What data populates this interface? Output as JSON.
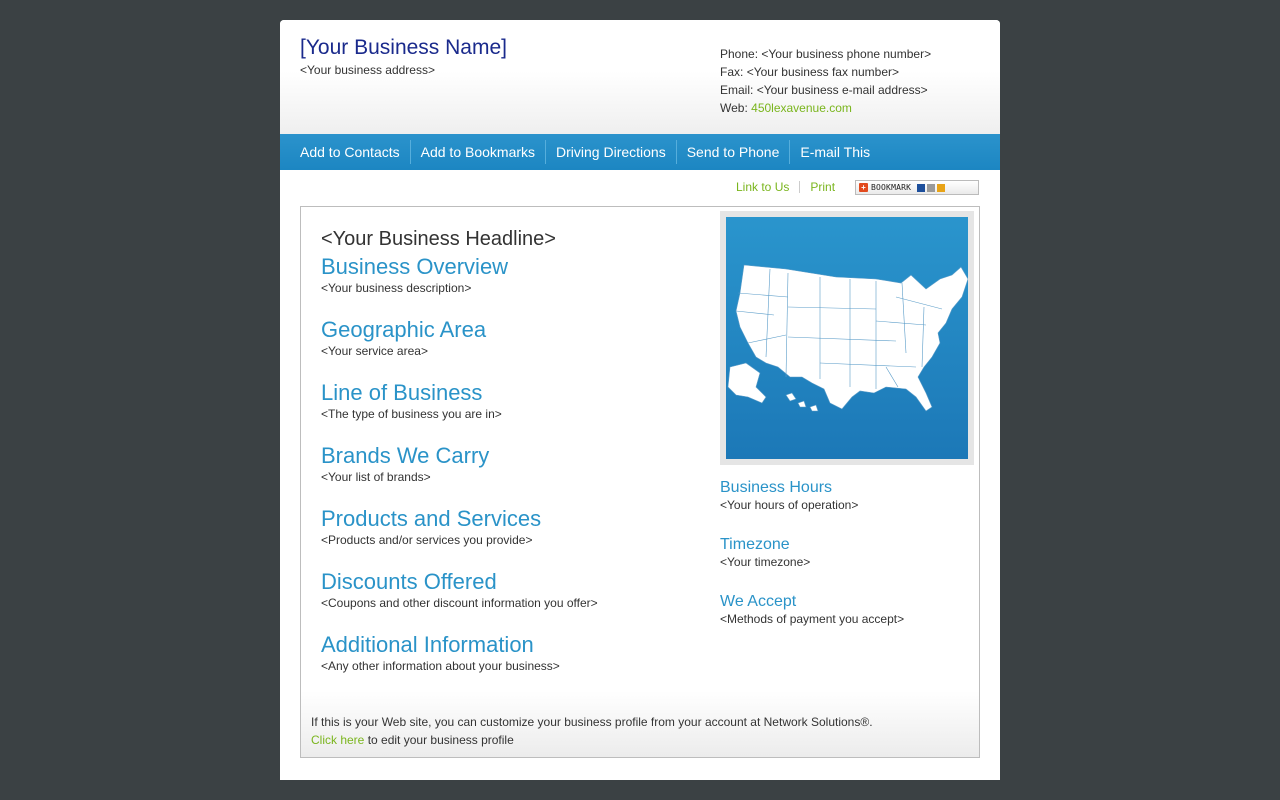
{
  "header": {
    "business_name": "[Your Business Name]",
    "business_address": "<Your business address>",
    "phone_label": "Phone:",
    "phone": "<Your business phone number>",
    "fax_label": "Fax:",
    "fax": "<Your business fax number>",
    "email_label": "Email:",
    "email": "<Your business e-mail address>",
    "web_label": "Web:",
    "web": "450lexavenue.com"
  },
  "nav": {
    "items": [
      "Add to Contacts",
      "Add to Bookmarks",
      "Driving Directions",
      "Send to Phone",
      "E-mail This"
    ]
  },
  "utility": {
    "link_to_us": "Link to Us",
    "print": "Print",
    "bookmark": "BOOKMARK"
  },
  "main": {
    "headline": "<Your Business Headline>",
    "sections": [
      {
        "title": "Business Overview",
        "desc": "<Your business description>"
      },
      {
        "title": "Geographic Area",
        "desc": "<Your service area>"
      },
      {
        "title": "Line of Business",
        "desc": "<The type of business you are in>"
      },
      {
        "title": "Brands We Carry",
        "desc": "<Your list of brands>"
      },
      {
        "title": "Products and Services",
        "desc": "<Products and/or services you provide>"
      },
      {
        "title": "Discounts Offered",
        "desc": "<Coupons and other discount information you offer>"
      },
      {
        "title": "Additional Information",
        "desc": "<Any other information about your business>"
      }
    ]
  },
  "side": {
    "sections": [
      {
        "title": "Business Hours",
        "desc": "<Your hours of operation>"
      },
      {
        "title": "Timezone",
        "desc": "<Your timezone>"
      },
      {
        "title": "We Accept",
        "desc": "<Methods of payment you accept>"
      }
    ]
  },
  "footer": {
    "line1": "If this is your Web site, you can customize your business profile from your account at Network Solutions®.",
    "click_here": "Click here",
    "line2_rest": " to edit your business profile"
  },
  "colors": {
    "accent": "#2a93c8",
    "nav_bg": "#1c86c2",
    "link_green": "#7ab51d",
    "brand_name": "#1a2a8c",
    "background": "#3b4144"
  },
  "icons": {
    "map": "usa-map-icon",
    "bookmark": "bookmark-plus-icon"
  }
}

* * *

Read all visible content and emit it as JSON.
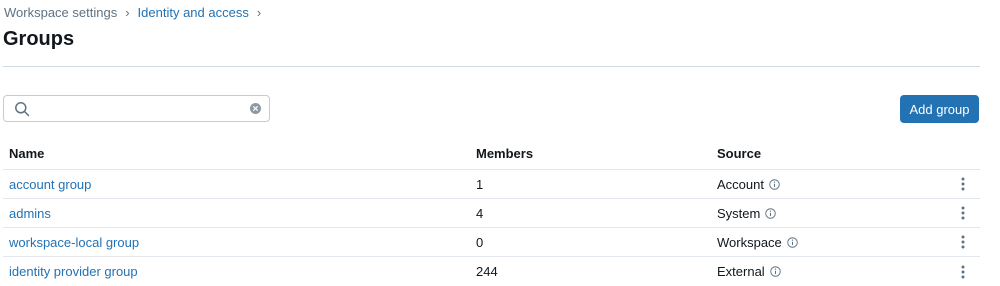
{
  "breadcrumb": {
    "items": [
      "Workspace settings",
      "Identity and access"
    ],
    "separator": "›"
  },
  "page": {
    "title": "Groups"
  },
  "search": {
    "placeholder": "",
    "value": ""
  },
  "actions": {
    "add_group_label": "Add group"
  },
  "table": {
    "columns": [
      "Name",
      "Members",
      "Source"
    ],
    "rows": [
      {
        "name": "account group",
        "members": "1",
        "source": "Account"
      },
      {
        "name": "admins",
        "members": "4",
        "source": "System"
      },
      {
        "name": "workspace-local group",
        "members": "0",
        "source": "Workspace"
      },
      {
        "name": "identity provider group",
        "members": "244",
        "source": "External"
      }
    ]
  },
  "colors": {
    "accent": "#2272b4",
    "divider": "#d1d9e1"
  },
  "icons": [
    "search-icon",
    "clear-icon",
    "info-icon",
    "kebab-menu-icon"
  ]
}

* [TO DO]: Go through the records above, find every line with the word "desc", and list those lines.

* [TASK RESULT]:
        "desc": "<Your business description>"
        "desc": "<Your service area>"
        "desc": "<The type of business you are in>"
        "desc": "<Your list of brands>"
        "desc": "<Products and/or services you provide>"
        "desc": "<Coupons and other discount information you offer>"
        "desc": "<Any other information about your business>"
        "desc": "<Your hours of operation>"
        "desc": "<Your timezone>"
        "desc": "<Methods of payment you accept>"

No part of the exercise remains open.